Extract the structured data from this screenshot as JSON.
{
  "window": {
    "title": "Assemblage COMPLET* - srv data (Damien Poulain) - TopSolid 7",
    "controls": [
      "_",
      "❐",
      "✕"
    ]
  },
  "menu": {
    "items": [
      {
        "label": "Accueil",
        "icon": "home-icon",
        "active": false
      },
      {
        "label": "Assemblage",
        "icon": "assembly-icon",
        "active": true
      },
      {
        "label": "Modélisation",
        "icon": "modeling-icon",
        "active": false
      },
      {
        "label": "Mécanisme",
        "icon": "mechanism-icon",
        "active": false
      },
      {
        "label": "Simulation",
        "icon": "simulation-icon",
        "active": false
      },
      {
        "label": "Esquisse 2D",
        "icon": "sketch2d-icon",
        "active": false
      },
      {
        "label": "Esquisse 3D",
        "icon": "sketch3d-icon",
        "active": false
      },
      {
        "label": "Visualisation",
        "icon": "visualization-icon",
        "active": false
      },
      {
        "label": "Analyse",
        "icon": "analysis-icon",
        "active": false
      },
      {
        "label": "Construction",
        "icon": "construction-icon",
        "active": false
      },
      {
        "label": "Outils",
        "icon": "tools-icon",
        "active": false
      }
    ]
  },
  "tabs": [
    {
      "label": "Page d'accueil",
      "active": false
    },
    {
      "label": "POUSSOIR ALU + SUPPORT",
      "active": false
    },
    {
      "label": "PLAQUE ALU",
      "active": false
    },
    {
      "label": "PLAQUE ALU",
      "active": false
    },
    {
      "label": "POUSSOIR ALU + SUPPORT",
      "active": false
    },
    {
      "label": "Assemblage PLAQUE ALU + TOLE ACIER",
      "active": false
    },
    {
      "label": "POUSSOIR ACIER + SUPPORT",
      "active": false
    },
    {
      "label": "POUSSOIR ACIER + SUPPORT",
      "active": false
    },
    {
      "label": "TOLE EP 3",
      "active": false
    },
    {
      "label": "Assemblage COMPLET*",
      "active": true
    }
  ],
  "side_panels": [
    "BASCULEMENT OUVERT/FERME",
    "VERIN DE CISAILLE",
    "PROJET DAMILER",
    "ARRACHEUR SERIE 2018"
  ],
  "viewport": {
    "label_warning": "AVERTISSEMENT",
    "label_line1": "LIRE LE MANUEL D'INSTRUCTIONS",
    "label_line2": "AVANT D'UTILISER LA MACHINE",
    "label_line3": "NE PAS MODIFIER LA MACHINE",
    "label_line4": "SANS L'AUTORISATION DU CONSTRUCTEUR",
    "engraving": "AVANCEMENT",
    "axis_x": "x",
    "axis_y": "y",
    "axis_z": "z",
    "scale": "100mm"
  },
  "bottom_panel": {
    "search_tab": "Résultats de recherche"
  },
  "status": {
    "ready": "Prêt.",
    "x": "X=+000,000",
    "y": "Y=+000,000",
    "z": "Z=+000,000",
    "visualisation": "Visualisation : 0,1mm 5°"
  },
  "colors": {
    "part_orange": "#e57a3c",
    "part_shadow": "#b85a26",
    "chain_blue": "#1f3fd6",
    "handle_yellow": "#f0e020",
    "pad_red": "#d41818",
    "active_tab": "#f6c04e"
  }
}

•••••

**The exercise**:
Set down all of the data above, word for word.

**Solved problem**:
Extract the structured data from this screenshot as JSON.
{
  "window": {
    "title": "Assemblage COMPLET* - srv data (Damien Poulain) - TopSolid 7",
    "controls": [
      "_",
      "❐",
      "✕"
    ]
  },
  "menu": {
    "items": [
      {
        "label": "Accueil",
        "icon": "home-icon",
        "active": false
      },
      {
        "label": "Assemblage",
        "icon": "assembly-icon",
        "active": true
      },
      {
        "label": "Modélisation",
        "icon": "modeling-icon",
        "active": false
      },
      {
        "label": "Mécanisme",
        "icon": "mechanism-icon",
        "active": false
      },
      {
        "label": "Simulation",
        "icon": "simulation-icon",
        "active": false
      },
      {
        "label": "Esquisse 2D",
        "icon": "sketch2d-icon",
        "active": false
      },
      {
        "label": "Esquisse 3D",
        "icon": "sketch3d-icon",
        "active": false
      },
      {
        "label": "Visualisation",
        "icon": "visualization-icon",
        "active": false
      },
      {
        "label": "Analyse",
        "icon": "analysis-icon",
        "active": false
      },
      {
        "label": "Construction",
        "icon": "construction-icon",
        "active": false
      },
      {
        "label": "Outils",
        "icon": "tools-icon",
        "active": false
      }
    ]
  },
  "tabs": [
    {
      "label": "Page d'accueil",
      "active": false
    },
    {
      "label": "POUSSOIR ALU + SUPPORT",
      "active": false
    },
    {
      "label": "PLAQUE ALU",
      "active": false
    },
    {
      "label": "PLAQUE ALU",
      "active": false
    },
    {
      "label": "POUSSOIR ALU + SUPPORT",
      "active": false
    },
    {
      "label": "Assemblage PLAQUE ALU + TOLE ACIER",
      "active": false
    },
    {
      "label": "POUSSOIR ACIER + SUPPORT",
      "active": false
    },
    {
      "label": "POUSSOIR ACIER + SUPPORT",
      "active": false
    },
    {
      "label": "TOLE EP 3",
      "active": false
    },
    {
      "label": "Assemblage COMPLET*",
      "active": true
    }
  ],
  "side_panels": [
    "BASCULEMENT OUVERT/FERME",
    "VERIN DE CISAILLE",
    "PROJET DAMILER",
    "ARRACHEUR SERIE 2018"
  ],
  "viewport": {
    "label_warning": "AVERTISSEMENT",
    "label_line1": "LIRE LE MANUEL D'INSTRUCTIONS",
    "label_line2": "AVANT D'UTILISER LA MACHINE",
    "label_line3": "NE PAS MODIFIER LA MACHINE",
    "label_line4": "SANS L'AUTORISATION DU CONSTRUCTEUR",
    "engraving": "AVANCEMENT",
    "axis_x": "x",
    "axis_y": "y",
    "axis_z": "z",
    "scale": "100mm"
  },
  "bottom_panel": {
    "search_tab": "Résultats de recherche"
  },
  "status": {
    "ready": "Prêt.",
    "x": "X=+000,000",
    "y": "Y=+000,000",
    "z": "Z=+000,000",
    "visualisation": "Visualisation : 0,1mm 5°"
  },
  "colors": {
    "part_orange": "#e57a3c",
    "part_shadow": "#b85a26",
    "chain_blue": "#1f3fd6",
    "handle_yellow": "#f0e020",
    "pad_red": "#d41818",
    "active_tab": "#f6c04e"
  }
}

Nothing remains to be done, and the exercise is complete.